# Goal:
In the listing below, copy out every line from the one containing "data-point-marker — [276, 73, 288, 85]" through the one containing "month-header-cell: 11 — [722, 278, 782, 306]", both included, without any change.

[Raw listing]
=-=-=-=-=

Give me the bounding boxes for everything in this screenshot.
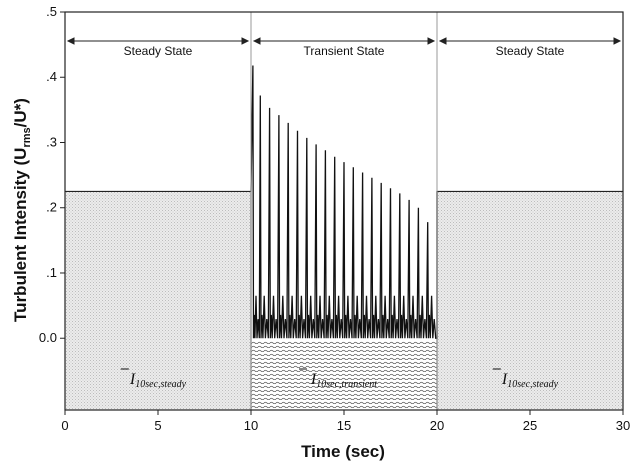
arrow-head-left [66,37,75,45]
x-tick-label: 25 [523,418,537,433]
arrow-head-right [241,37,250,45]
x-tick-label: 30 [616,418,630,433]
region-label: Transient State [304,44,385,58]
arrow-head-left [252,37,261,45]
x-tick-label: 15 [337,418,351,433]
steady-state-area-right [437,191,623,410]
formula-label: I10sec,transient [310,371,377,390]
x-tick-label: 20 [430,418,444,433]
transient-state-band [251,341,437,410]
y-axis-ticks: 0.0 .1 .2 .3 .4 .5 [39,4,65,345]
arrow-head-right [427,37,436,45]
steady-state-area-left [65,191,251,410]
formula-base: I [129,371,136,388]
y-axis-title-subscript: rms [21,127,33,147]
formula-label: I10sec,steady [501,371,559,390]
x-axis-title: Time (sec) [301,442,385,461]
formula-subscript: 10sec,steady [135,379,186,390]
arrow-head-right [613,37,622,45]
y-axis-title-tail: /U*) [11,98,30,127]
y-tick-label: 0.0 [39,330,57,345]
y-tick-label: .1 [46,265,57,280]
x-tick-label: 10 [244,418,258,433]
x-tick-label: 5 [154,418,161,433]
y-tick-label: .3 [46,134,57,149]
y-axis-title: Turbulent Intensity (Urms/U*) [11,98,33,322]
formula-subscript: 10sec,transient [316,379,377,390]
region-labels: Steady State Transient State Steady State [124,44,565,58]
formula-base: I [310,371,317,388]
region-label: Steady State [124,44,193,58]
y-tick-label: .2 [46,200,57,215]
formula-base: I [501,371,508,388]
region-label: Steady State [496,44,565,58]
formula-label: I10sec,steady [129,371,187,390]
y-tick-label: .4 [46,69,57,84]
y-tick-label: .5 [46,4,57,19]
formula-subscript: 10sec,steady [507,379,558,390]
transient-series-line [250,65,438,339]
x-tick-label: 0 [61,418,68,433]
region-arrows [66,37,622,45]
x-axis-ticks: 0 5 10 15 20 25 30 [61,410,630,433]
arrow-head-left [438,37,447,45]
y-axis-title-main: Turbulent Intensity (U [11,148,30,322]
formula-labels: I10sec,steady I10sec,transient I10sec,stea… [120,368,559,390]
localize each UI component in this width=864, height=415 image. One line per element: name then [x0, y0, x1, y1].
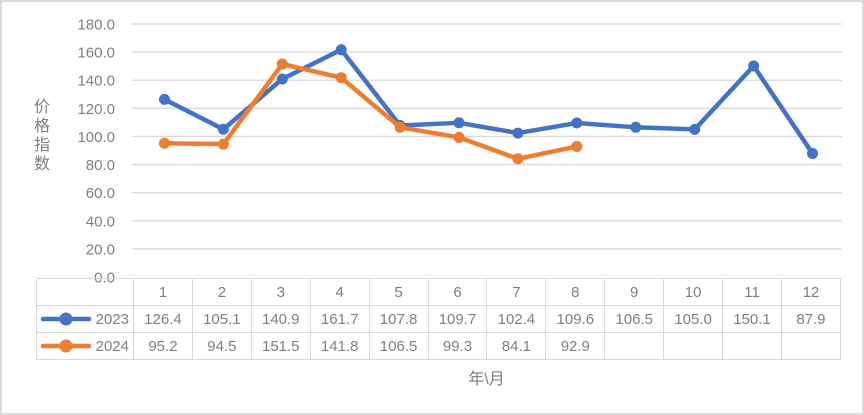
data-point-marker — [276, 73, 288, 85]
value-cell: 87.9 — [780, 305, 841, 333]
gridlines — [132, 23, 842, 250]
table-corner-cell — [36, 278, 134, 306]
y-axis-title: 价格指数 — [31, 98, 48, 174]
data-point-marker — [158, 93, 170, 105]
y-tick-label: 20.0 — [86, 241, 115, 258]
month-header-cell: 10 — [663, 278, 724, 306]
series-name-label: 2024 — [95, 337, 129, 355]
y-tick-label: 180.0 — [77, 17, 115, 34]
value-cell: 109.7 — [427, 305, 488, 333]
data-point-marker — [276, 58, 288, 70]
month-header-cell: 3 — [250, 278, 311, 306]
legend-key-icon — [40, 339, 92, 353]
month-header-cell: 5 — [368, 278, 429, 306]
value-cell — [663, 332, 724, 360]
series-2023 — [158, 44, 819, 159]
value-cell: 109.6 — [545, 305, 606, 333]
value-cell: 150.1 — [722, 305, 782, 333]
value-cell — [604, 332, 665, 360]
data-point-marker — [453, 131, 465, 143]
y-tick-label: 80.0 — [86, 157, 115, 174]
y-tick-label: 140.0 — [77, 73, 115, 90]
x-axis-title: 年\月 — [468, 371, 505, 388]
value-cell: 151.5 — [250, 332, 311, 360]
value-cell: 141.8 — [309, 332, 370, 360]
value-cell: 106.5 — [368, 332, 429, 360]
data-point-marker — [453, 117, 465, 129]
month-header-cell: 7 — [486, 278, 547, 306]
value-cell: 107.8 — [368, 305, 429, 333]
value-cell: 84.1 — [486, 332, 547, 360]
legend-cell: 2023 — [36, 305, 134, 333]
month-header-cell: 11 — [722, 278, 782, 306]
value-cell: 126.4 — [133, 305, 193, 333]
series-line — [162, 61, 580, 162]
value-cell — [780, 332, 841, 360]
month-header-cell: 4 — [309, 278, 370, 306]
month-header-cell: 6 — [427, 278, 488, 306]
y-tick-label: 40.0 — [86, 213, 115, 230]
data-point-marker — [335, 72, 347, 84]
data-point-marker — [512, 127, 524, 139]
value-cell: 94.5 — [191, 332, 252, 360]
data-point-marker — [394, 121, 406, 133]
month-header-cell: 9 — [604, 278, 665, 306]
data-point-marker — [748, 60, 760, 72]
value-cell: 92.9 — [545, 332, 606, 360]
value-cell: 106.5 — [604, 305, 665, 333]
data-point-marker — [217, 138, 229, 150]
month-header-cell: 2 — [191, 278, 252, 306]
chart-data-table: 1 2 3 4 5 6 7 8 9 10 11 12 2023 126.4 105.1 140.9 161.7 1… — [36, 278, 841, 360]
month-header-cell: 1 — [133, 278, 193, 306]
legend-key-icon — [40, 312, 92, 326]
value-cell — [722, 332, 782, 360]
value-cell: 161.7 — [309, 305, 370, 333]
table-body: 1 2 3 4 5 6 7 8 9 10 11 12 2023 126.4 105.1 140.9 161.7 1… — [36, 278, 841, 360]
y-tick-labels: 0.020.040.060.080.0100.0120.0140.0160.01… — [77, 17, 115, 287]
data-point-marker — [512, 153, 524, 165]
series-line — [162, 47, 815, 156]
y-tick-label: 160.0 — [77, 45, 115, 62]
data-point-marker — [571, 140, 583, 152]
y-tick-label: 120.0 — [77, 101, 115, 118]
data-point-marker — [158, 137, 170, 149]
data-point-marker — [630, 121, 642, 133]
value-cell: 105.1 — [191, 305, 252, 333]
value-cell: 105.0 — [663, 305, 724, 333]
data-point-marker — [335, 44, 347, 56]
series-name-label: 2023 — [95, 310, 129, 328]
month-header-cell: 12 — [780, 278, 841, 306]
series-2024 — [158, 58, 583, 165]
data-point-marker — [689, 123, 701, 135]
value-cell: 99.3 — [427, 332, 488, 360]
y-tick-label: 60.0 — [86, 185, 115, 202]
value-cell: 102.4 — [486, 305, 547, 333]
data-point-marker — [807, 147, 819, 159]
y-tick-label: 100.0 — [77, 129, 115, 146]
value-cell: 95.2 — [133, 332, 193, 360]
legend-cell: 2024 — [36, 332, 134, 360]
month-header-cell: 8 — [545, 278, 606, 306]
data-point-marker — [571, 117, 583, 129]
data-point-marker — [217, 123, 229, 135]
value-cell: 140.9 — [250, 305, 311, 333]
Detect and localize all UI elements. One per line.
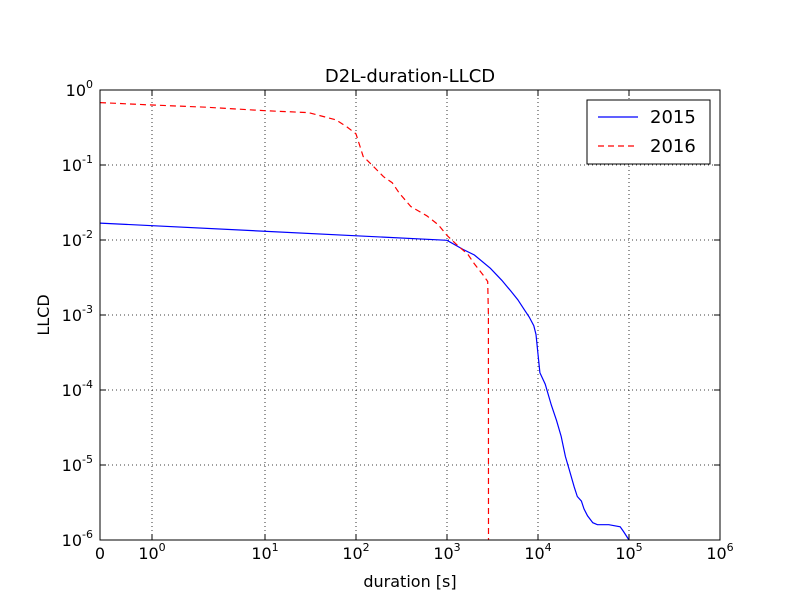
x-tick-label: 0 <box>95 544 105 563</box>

=-=-=-=-=

# Expected answer:
data-point-marker — [276, 73, 288, 85]
value-cell: 87.9 — [780, 305, 841, 333]
gridlines — [132, 23, 842, 250]
table-corner-cell — [36, 278, 134, 306]
y-axis-title: 价格指数 — [31, 98, 48, 174]
data-point-marker — [158, 93, 170, 105]
y-tick-label: 20.0 — [86, 241, 115, 258]
month-header-cell: 10 — [663, 278, 724, 306]
series-name-label: 2024 — [95, 337, 129, 355]
y-tick-label: 180.0 — [77, 17, 115, 34]
value-cell: 109.7 — [427, 305, 488, 333]
data-point-marker — [276, 58, 288, 70]
month-header-cell: 3 — [250, 278, 311, 306]
legend-key-icon — [40, 339, 92, 353]
month-header-cell: 5 — [368, 278, 429, 306]
value-cell — [663, 332, 724, 360]
series-2023 — [158, 44, 819, 159]
value-cell: 109.6 — [545, 305, 606, 333]
value-cell: 150.1 — [722, 305, 782, 333]
value-cell — [604, 332, 665, 360]
data-point-marker — [453, 131, 465, 143]
y-tick-label: 80.0 — [86, 157, 115, 174]
y-tick-label: 140.0 — [77, 73, 115, 90]
x-axis-title: 年\月 — [468, 371, 505, 388]
value-cell: 151.5 — [250, 332, 311, 360]
value-cell: 141.8 — [309, 332, 370, 360]
value-cell: 106.5 — [368, 332, 429, 360]
data-point-marker — [453, 117, 465, 129]
month-header-cell: 7 — [486, 278, 547, 306]
value-cell: 107.8 — [368, 305, 429, 333]
value-cell: 84.1 — [486, 332, 547, 360]
legend-cell: 2023 — [36, 305, 134, 333]
month-header-cell: 11 — [722, 278, 782, 306]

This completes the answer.